--- What this task involves ---
Reproduce all of the data below without alteration; exclude every picture.

--- Records provided ---
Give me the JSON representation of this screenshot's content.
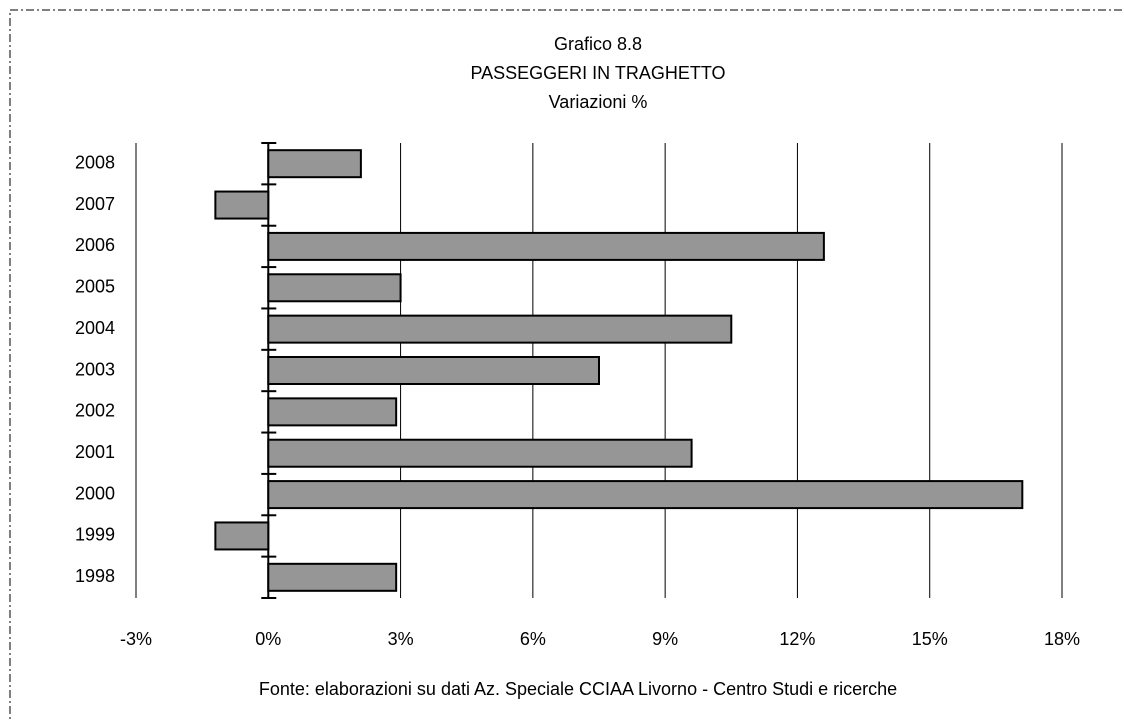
{
  "chart_data": {
    "type": "bar",
    "orientation": "horizontal",
    "title": "Grafico 8.8",
    "subtitle": "PASSEGGERI IN TRAGHETTO",
    "subtitle2": "Variazioni %",
    "source": "Fonte: elaborazioni su dati Az. Speciale CCIAA Livorno - Centro Studi e ricerche",
    "categories": [
      "1998",
      "1999",
      "2000",
      "2001",
      "2002",
      "2003",
      "2004",
      "2005",
      "2006",
      "2007",
      "2008"
    ],
    "values": [
      2.9,
      -1.2,
      17.1,
      9.6,
      2.9,
      7.5,
      10.5,
      3.0,
      12.6,
      -1.2,
      2.1
    ],
    "color": "#969696",
    "xlim": [
      -3,
      18
    ],
    "xticks": [
      {
        "value": -3,
        "label": "-3%"
      },
      {
        "value": 0,
        "label": "0%"
      },
      {
        "value": 3,
        "label": "3%"
      },
      {
        "value": 6,
        "label": "6%"
      },
      {
        "value": 9,
        "label": "9%"
      },
      {
        "value": 12,
        "label": "12%"
      },
      {
        "value": 15,
        "label": "15%"
      },
      {
        "value": 18,
        "label": "18%"
      }
    ],
    "grid": true
  }
}
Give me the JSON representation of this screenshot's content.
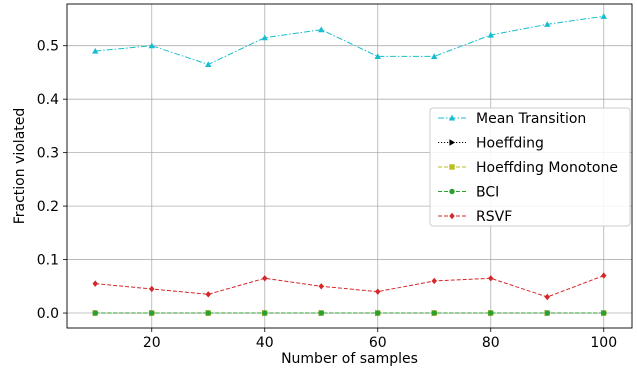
{
  "chart_data": {
    "type": "line",
    "xlabel": "Number of samples",
    "ylabel": "Fraction violated",
    "xlim": [
      5,
      105
    ],
    "ylim": [
      -0.028,
      0.578
    ],
    "xticks": [
      20,
      40,
      60,
      80,
      100
    ],
    "yticks": [
      0.0,
      0.1,
      0.2,
      0.3,
      0.4,
      0.5
    ],
    "xtick_labels": [
      "20",
      "40",
      "60",
      "80",
      "100"
    ],
    "ytick_labels": [
      "0.0",
      "0.1",
      "0.2",
      "0.3",
      "0.4",
      "0.5"
    ],
    "grid": true,
    "legend_position": "center-right",
    "x": [
      10,
      20,
      30,
      40,
      50,
      60,
      70,
      80,
      90,
      100
    ],
    "series": [
      {
        "name": "Mean Transition",
        "color": "#17becf",
        "marker": "triangle",
        "linestyle": "dashdot",
        "values": [
          0.49,
          0.5,
          0.465,
          0.515,
          0.53,
          0.48,
          0.48,
          0.52,
          0.54,
          0.555
        ]
      },
      {
        "name": "Hoeffding",
        "color": "#000000",
        "marker": "triangle-right",
        "linestyle": "dotted",
        "values": [
          0,
          0,
          0,
          0,
          0,
          0,
          0,
          0,
          0,
          0
        ]
      },
      {
        "name": "Hoeffding Monotone",
        "color": "#bcbd22",
        "marker": "square",
        "linestyle": "dashed",
        "values": [
          0,
          0,
          0,
          0,
          0,
          0,
          0,
          0,
          0,
          0
        ]
      },
      {
        "name": "BCI",
        "color": "#2ca02c",
        "marker": "circle",
        "linestyle": "dashed",
        "values": [
          0,
          0,
          0,
          0,
          0,
          0,
          0,
          0,
          0,
          0
        ]
      },
      {
        "name": "RSVF",
        "color": "#d62728",
        "marker": "diamond",
        "linestyle": "dashed",
        "values": [
          0.055,
          0.045,
          0.035,
          0.065,
          0.05,
          0.04,
          0.06,
          0.065,
          0.03,
          0.07
        ]
      }
    ]
  }
}
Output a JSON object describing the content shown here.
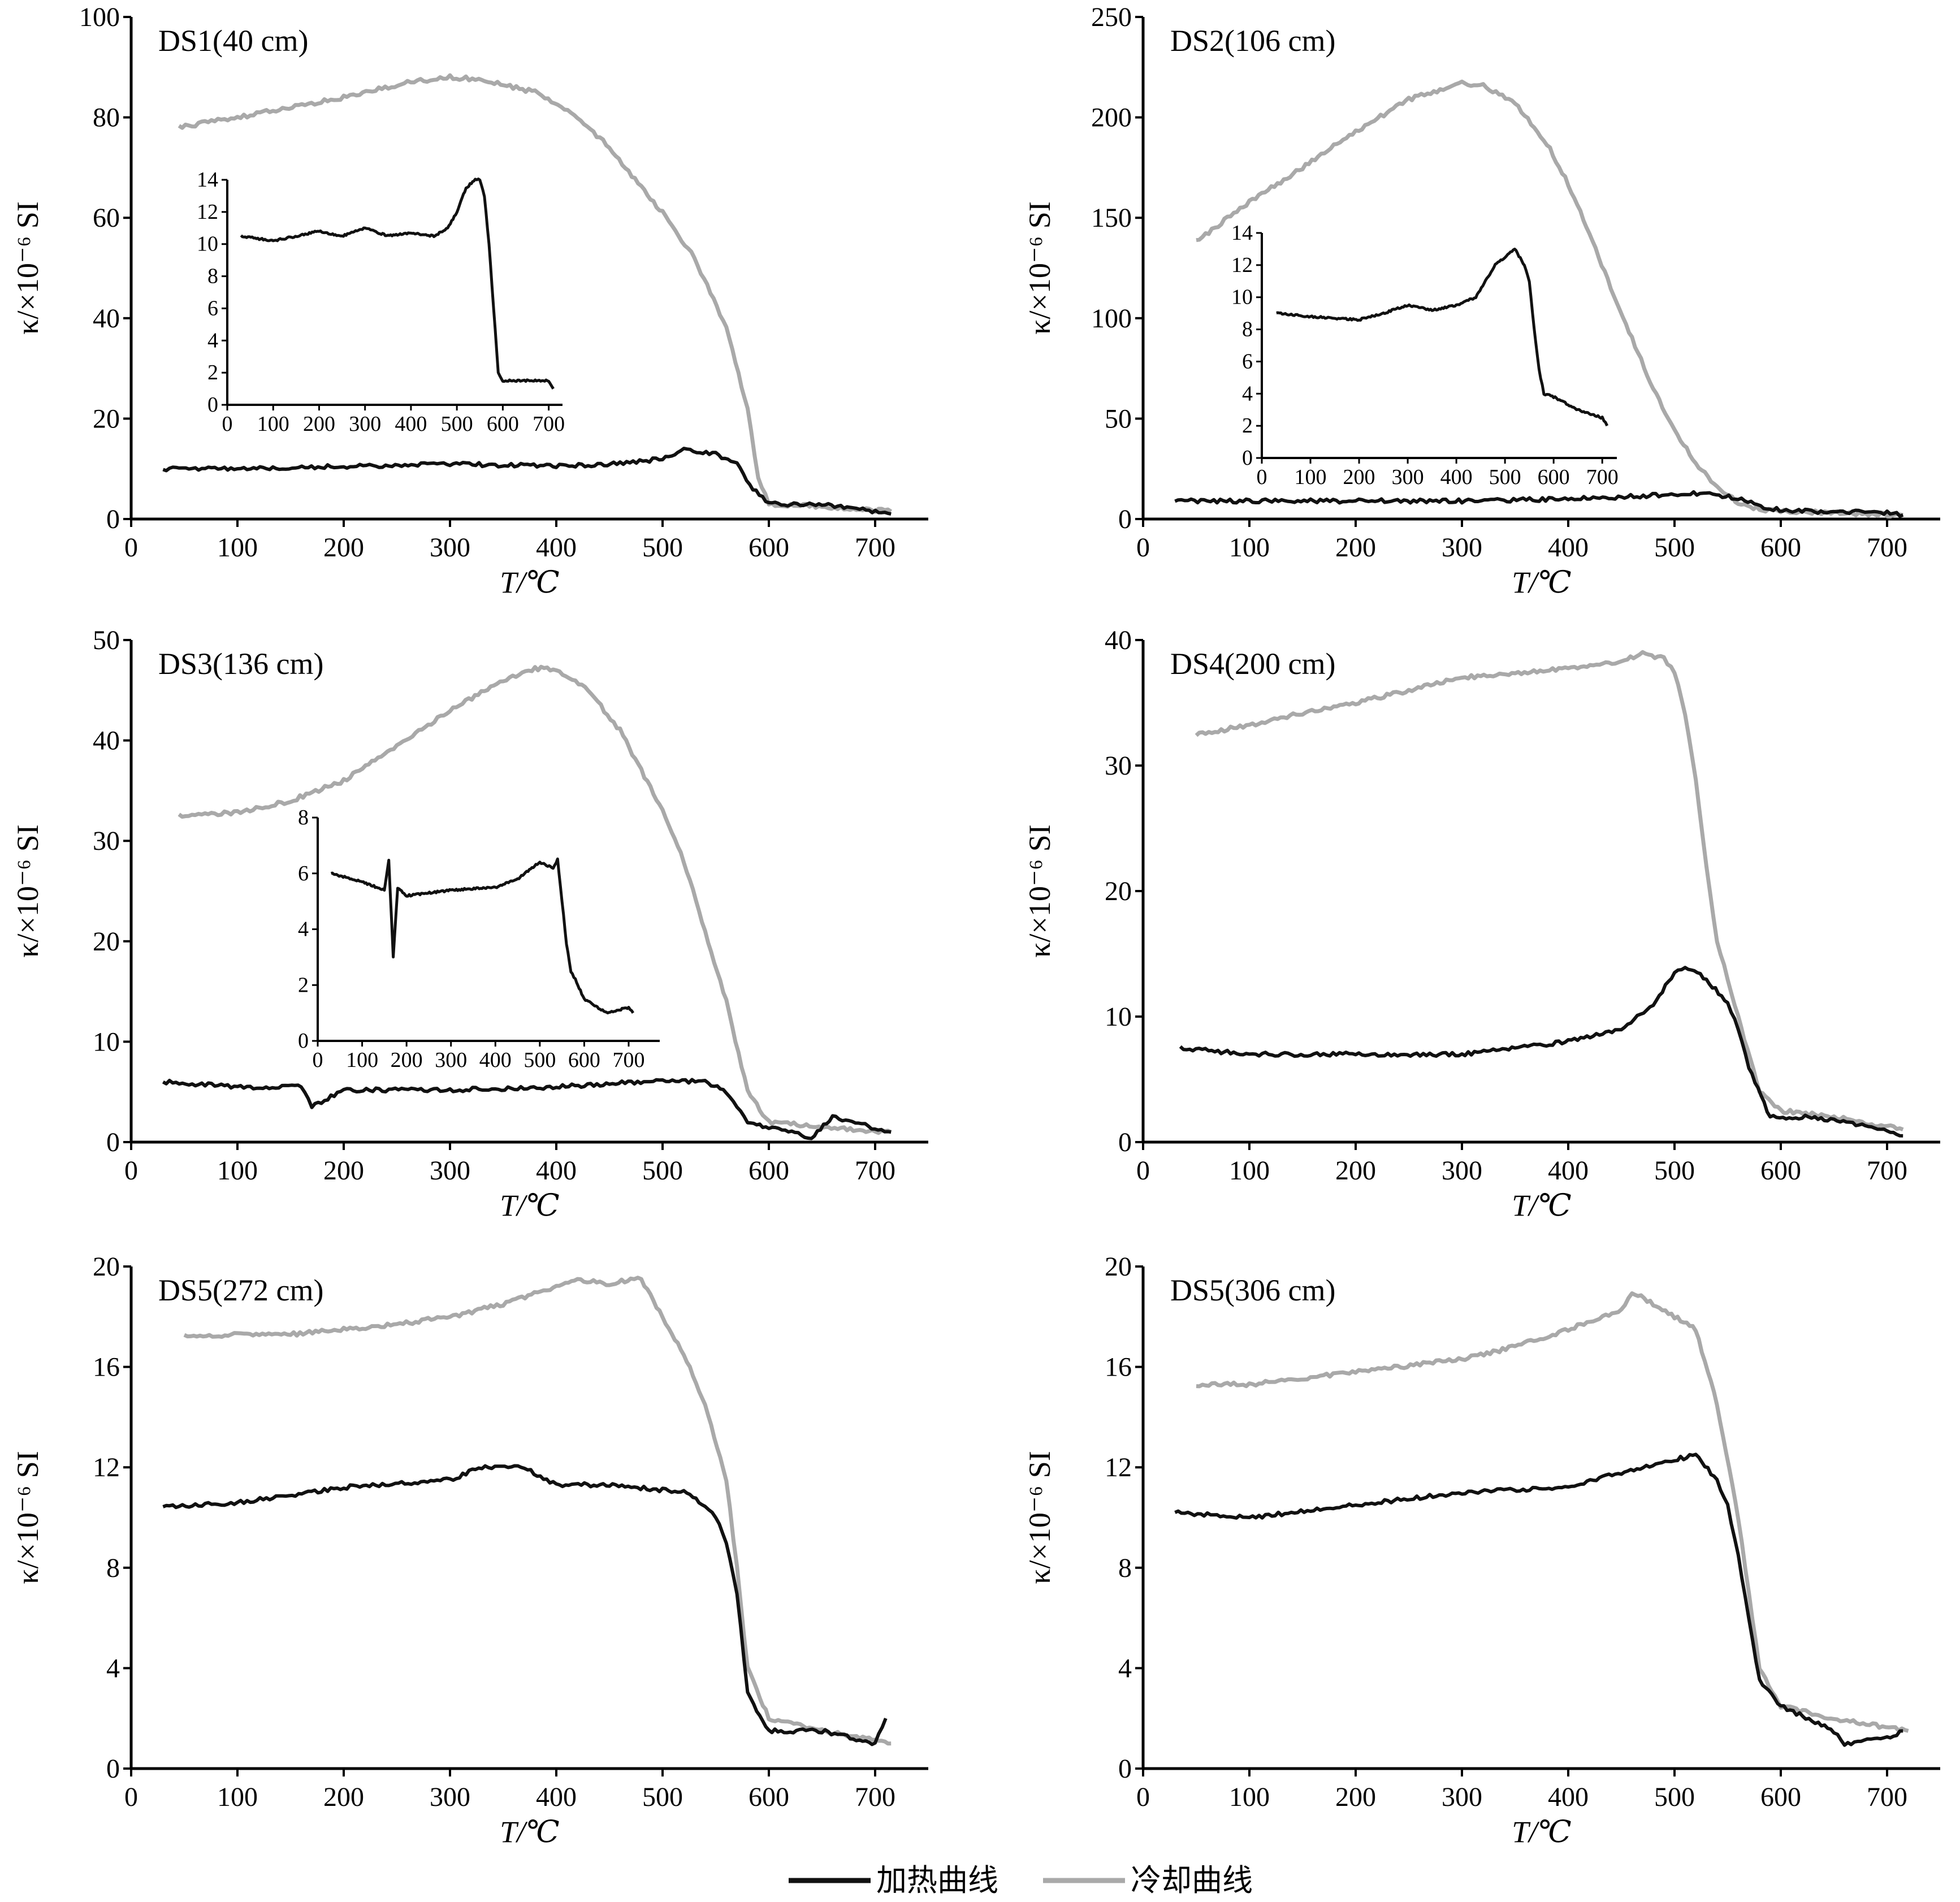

--- Full solution ---
Give me the JSON representation of this screenshot's content.
{
  "chart_data": {
    "type": "bar",
    "orientation": "horizontal",
    "title": "Grafico 8.8",
    "subtitle": "PASSEGGERI IN TRAGHETTO",
    "subtitle2": "Variazioni %",
    "source": "Fonte: elaborazioni su dati Az. Speciale CCIAA Livorno - Centro Studi e ricerche",
    "categories": [
      "1998",
      "1999",
      "2000",
      "2001",
      "2002",
      "2003",
      "2004",
      "2005",
      "2006",
      "2007",
      "2008"
    ],
    "values": [
      2.9,
      -1.2,
      17.1,
      9.6,
      2.9,
      7.5,
      10.5,
      3.0,
      12.6,
      -1.2,
      2.1
    ],
    "color": "#969696",
    "xlim": [
      -3,
      18
    ],
    "xticks": [
      {
        "value": -3,
        "label": "-3%"
      },
      {
        "value": 0,
        "label": "0%"
      },
      {
        "value": 3,
        "label": "3%"
      },
      {
        "value": 6,
        "label": "6%"
      },
      {
        "value": 9,
        "label": "9%"
      },
      {
        "value": 12,
        "label": "12%"
      },
      {
        "value": 15,
        "label": "15%"
      },
      {
        "value": 18,
        "label": "18%"
      }
    ],
    "grid": true
  }
}
Give me the JSON representation of this screenshot's content.
{
  "chart_data": {
    "type": "line",
    "xlabel": "Number of samples",
    "ylabel": "Fraction violated",
    "xlim": [
      5,
      105
    ],
    "ylim": [
      -0.028,
      0.578
    ],
    "xticks": [
      20,
      40,
      60,
      80,
      100
    ],
    "yticks": [
      0.0,
      0.1,
      0.2,
      0.3,
      0.4,
      0.5
    ],
    "xtick_labels": [
      "20",
      "40",
      "60",
      "80",
      "100"
    ],
    "ytick_labels": [
      "0.0",
      "0.1",
      "0.2",
      "0.3",
      "0.4",
      "0.5"
    ],
    "grid": true,
    "legend_position": "center-right",
    "x": [
      10,
      20,
      30,
      40,
      50,
      60,
      70,
      80,
      90,
      100
    ],
    "series": [
      {
        "name": "Mean Transition",
        "color": "#17becf",
        "marker": "triangle",
        "linestyle": "dashdot",
        "values": [
          0.49,
          0.5,
          0.465,
          0.515,
          0.53,
          0.48,
          0.48,
          0.52,
          0.54,
          0.555
        ]
      },
      {
        "name": "Hoeffding",
        "color": "#000000",
        "marker": "triangle-right",
        "linestyle": "dotted",
        "values": [
          0,
          0,
          0,
          0,
          0,
          0,
          0,
          0,
          0,
          0
        ]
      },
      {
        "name": "Hoeffding Monotone",
        "color": "#bcbd22",
        "marker": "square",
        "linestyle": "dashed",
        "values": [
          0,
          0,
          0,
          0,
          0,
          0,
          0,
          0,
          0,
          0
        ]
      },
      {
        "name": "BCI",
        "color": "#2ca02c",
        "marker": "circle",
        "linestyle": "dashed",
        "values": [
          0,
          0,
          0,
          0,
          0,
          0,
          0,
          0,
          0,
          0
        ]
      },
      {
        "name": "RSVF",
        "color": "#d62728",
        "marker": "diamond",
        "linestyle": "dashed",
        "values": [
          0.055,
          0.045,
          0.035,
          0.065,
          0.05,
          0.04,
          0.06,
          0.065,
          0.03,
          0.07
        ]
      }
    ]
  }
}
Output a JSON object describing the content shown here.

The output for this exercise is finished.